(STORED ROWS):
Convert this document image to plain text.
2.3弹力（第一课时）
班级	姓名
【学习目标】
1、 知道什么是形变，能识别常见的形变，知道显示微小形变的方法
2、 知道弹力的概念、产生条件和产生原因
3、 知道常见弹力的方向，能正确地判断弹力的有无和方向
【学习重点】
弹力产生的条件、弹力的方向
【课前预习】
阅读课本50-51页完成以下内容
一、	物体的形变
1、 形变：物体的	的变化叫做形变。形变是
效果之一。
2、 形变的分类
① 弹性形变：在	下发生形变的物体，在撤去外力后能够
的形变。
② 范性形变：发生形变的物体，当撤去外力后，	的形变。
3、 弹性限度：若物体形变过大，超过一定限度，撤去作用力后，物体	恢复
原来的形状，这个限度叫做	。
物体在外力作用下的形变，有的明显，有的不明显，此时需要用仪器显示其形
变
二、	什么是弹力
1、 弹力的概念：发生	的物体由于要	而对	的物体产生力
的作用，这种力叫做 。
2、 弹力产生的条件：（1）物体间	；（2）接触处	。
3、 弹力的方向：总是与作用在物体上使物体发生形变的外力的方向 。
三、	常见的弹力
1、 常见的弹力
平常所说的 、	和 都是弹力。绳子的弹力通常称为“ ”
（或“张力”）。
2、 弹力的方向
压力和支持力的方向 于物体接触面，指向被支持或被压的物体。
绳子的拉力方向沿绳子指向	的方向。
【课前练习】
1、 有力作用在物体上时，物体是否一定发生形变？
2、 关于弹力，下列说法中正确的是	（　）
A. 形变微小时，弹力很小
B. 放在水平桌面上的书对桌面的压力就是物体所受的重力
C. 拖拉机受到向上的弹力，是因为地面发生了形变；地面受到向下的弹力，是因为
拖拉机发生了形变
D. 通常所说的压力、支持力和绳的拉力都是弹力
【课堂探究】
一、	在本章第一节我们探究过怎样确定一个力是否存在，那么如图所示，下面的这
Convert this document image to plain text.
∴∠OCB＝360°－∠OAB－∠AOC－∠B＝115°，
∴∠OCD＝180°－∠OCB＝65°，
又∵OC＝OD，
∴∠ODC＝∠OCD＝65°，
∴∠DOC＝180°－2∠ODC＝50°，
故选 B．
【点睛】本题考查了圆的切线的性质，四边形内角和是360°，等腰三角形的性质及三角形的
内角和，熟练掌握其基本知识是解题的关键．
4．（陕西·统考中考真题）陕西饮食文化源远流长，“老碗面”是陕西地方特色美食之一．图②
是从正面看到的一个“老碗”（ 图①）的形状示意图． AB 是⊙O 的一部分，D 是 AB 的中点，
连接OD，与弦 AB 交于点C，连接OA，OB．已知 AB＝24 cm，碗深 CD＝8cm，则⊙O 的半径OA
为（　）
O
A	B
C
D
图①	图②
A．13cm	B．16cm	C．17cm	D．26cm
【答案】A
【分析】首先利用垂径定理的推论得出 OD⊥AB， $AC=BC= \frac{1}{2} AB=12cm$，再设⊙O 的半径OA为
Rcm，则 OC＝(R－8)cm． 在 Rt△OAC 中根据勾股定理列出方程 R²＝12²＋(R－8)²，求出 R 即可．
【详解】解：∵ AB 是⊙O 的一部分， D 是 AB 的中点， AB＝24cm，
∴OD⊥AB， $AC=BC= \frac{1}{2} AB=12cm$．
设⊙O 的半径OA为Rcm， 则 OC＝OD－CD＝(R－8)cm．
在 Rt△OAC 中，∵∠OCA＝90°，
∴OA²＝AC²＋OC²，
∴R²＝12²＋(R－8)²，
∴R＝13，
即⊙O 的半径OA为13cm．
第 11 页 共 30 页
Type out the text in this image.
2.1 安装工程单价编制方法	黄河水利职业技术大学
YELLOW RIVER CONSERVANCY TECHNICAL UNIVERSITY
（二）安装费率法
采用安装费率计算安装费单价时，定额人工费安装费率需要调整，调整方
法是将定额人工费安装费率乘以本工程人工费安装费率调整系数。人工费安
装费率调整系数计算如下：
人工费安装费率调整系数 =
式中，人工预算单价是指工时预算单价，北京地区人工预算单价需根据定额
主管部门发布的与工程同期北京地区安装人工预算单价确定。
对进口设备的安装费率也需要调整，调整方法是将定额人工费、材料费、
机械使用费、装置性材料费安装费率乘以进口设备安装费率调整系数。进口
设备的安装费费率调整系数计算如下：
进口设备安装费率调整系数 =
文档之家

(WHAT TO PRODUCE): Output exactly the lines from the one containing "Type out the text in this image." through the last line of the entries, both ends included.

(EXERCISE ANSWER):
Type out the text in this image.
2.1 安装工程单价编制方法	黄河水利职业技术大学
YELLOW RIVER CONSERVANCY TECHNICAL UNIVERSITY
（二）安装费率法
采用安装费率计算安装费单价时，定额人工费安装费率需要调整，调整方
法是将定额人工费安装费率乘以本工程人工费安装费率调整系数。人工费安
装费率调整系数计算如下：
人工费安装费率调整系数 =
式中，人工预算单价是指工时预算单价，北京地区人工预算单价需根据定额
主管部门发布的与工程同期北京地区安装人工预算单价确定。
对进口设备的安装费率也需要调整，调整方法是将定额人工费、材料费、
机械使用费、装置性材料费安装费率乘以进口设备安装费率调整系数。进口
设备的安装费费率调整系数计算如下：
进口设备安装费率调整系数 =
文档之家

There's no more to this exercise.